Task directions | Write out all of the following entries again, copying every line with no changes.

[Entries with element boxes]
^^^^^^^^^^^^^^^^
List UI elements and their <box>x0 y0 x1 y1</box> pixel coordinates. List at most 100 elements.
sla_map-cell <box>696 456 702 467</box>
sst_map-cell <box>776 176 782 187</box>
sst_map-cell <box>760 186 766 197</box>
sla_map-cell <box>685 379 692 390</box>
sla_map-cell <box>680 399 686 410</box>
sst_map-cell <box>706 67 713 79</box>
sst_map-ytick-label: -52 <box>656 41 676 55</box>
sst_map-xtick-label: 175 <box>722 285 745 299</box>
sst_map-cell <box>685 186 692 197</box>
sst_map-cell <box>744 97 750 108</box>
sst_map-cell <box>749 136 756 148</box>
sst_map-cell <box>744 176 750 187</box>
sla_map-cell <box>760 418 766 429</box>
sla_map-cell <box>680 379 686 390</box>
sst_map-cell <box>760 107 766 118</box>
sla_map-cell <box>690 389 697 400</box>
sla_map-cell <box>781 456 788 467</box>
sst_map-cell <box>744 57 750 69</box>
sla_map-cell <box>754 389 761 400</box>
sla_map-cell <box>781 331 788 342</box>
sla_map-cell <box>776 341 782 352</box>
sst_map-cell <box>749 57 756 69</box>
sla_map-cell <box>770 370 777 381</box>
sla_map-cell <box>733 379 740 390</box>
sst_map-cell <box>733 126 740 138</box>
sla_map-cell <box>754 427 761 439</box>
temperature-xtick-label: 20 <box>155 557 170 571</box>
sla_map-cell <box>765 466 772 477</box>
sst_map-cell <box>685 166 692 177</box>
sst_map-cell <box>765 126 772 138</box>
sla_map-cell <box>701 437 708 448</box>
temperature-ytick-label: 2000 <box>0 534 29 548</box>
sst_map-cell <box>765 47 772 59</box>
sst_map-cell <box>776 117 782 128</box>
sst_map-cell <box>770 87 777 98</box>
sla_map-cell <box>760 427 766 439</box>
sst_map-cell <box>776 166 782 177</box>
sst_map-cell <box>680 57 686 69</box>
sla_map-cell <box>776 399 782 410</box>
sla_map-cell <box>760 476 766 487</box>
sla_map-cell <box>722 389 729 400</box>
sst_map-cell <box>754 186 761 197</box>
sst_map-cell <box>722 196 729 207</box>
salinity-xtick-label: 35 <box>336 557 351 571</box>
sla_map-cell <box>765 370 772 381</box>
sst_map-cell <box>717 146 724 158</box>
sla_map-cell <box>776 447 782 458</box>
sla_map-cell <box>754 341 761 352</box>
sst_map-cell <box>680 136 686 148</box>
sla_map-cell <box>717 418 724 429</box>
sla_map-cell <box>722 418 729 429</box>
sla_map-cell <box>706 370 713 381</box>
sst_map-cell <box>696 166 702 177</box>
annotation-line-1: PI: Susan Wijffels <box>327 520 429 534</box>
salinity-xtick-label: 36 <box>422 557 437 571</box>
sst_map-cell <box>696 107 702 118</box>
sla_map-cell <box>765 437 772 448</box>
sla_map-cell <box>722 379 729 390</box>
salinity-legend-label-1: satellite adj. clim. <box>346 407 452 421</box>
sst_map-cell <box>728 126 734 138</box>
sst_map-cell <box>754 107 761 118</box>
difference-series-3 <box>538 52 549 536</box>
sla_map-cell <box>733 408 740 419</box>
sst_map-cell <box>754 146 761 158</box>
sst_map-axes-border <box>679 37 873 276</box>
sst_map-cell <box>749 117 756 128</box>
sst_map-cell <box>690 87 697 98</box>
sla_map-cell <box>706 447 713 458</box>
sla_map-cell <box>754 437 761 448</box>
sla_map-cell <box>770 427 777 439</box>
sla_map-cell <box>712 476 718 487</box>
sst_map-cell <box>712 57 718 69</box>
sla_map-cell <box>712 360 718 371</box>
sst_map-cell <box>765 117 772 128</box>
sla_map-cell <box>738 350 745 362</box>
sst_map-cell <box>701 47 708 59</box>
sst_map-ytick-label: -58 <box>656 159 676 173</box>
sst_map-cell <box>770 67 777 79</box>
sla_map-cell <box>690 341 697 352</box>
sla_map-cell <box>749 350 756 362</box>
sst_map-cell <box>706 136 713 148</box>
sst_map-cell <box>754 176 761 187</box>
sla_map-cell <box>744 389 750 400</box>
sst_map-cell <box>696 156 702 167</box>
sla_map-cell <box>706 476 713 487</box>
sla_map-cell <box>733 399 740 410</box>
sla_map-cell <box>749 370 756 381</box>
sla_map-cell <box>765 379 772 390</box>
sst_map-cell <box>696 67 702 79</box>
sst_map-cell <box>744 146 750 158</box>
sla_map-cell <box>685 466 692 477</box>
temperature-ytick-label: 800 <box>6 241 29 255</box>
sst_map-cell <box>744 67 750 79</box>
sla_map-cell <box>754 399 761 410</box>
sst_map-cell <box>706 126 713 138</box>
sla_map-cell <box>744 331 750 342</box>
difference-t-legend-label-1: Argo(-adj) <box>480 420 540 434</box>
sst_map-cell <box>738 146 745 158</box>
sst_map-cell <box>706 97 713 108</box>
^^^^^^^^^^^^^^^^
Solution below |
List UI elements and their <box>x0 y0 x1 y1</box> pixel coordinates. List at most 100 elements.
sla_map-cell <box>696 456 702 467</box>
sst_map-cell <box>776 176 782 187</box>
sst_map-cell <box>760 186 766 197</box>
sla_map-cell <box>685 379 692 390</box>
sla_map-cell <box>680 399 686 410</box>
sst_map-cell <box>706 67 713 79</box>
sst_map-ytick-label: -52 <box>656 41 676 55</box>
sst_map-xtick-label: 175 <box>722 285 745 299</box>
sst_map-cell <box>685 186 692 197</box>
sst_map-cell <box>744 97 750 108</box>
sst_map-cell <box>749 136 756 148</box>
sst_map-cell <box>744 176 750 187</box>
sla_map-cell <box>760 418 766 429</box>
sla_map-cell <box>680 379 686 390</box>
sst_map-cell <box>760 107 766 118</box>
sla_map-cell <box>690 389 697 400</box>
sla_map-cell <box>781 456 788 467</box>
sst_map-cell <box>744 57 750 69</box>
sla_map-cell <box>754 389 761 400</box>
sla_map-cell <box>781 331 788 342</box>
sla_map-cell <box>776 341 782 352</box>
sst_map-cell <box>749 57 756 69</box>
sla_map-cell <box>770 370 777 381</box>
sla_map-cell <box>733 379 740 390</box>
sst_map-cell <box>733 126 740 138</box>
sla_map-cell <box>754 427 761 439</box>
temperature-xtick-label: 20 <box>155 557 170 571</box>
sla_map-cell <box>765 466 772 477</box>
sst_map-cell <box>685 166 692 177</box>
sst_map-cell <box>765 126 772 138</box>
sla_map-cell <box>701 437 708 448</box>
temperature-ytick-label: 2000 <box>0 534 29 548</box>
sst_map-cell <box>765 47 772 59</box>
sst_map-cell <box>776 117 782 128</box>
sst_map-cell <box>770 87 777 98</box>
sla_map-cell <box>760 427 766 439</box>
sst_map-cell <box>776 166 782 177</box>
sst_map-cell <box>680 57 686 69</box>
sla_map-cell <box>776 399 782 410</box>
sla_map-cell <box>760 476 766 487</box>
sla_map-cell <box>722 389 729 400</box>
sst_map-cell <box>754 186 761 197</box>
sst_map-cell <box>722 196 729 207</box>
salinity-xtick-label: 35 <box>336 557 351 571</box>
sla_map-cell <box>765 370 772 381</box>
sst_map-cell <box>717 146 724 158</box>
sla_map-cell <box>776 447 782 458</box>
sla_map-cell <box>754 341 761 352</box>
sst_map-cell <box>680 136 686 148</box>
sla_map-cell <box>717 418 724 429</box>
sla_map-cell <box>722 418 729 429</box>
sla_map-cell <box>706 370 713 381</box>
sst_map-cell <box>696 166 702 177</box>
annotation-line-1: PI: Susan Wijffels <box>327 520 429 534</box>
salinity-xtick-label: 36 <box>422 557 437 571</box>
sst_map-cell <box>696 107 702 118</box>
sla_map-cell <box>765 437 772 448</box>
sla_map-cell <box>722 379 729 390</box>
salinity-legend-label-1: satellite adj. clim. <box>346 407 452 421</box>
sst_map-cell <box>728 126 734 138</box>
sst_map-cell <box>754 107 761 118</box>
difference-series-3 <box>538 52 549 536</box>
sla_map-cell <box>733 408 740 419</box>
sst_map-cell <box>754 146 761 158</box>
sst_map-axes-border <box>679 37 873 276</box>
sst_map-cell <box>749 117 756 128</box>
sst_map-cell <box>690 87 697 98</box>
sla_map-cell <box>706 447 713 458</box>
sla_map-cell <box>754 437 761 448</box>
sla_map-cell <box>770 427 777 439</box>
sla_map-cell <box>712 476 718 487</box>
sst_map-cell <box>712 57 718 69</box>
sla_map-cell <box>712 360 718 371</box>
sst_map-cell <box>765 117 772 128</box>
sla_map-cell <box>738 350 745 362</box>
sst_map-cell <box>701 47 708 59</box>
sst_map-ytick-label: -58 <box>656 159 676 173</box>
sst_map-cell <box>770 67 777 79</box>
sla_map-cell <box>690 341 697 352</box>
sla_map-cell <box>749 350 756 362</box>
sst_map-cell <box>706 136 713 148</box>
sst_map-cell <box>754 176 761 187</box>
sla_map-cell <box>744 389 750 400</box>
sst_map-cell <box>696 156 702 167</box>
sla_map-cell <box>706 476 713 487</box>
sla_map-cell <box>733 399 740 410</box>
sla_map-cell <box>749 370 756 381</box>
sla_map-cell <box>765 379 772 390</box>
sst_map-cell <box>696 67 702 79</box>
sst_map-cell <box>744 146 750 158</box>
sla_map-cell <box>685 466 692 477</box>
temperature-ytick-label: 800 <box>6 241 29 255</box>
sst_map-cell <box>744 67 750 79</box>
sla_map-cell <box>754 399 761 410</box>
sst_map-cell <box>706 126 713 138</box>
sla_map-cell <box>744 331 750 342</box>
difference-t-legend-label-1: Argo(-adj) <box>480 420 540 434</box>
sst_map-cell <box>738 146 745 158</box>
sst_map-cell <box>706 97 713 108</box>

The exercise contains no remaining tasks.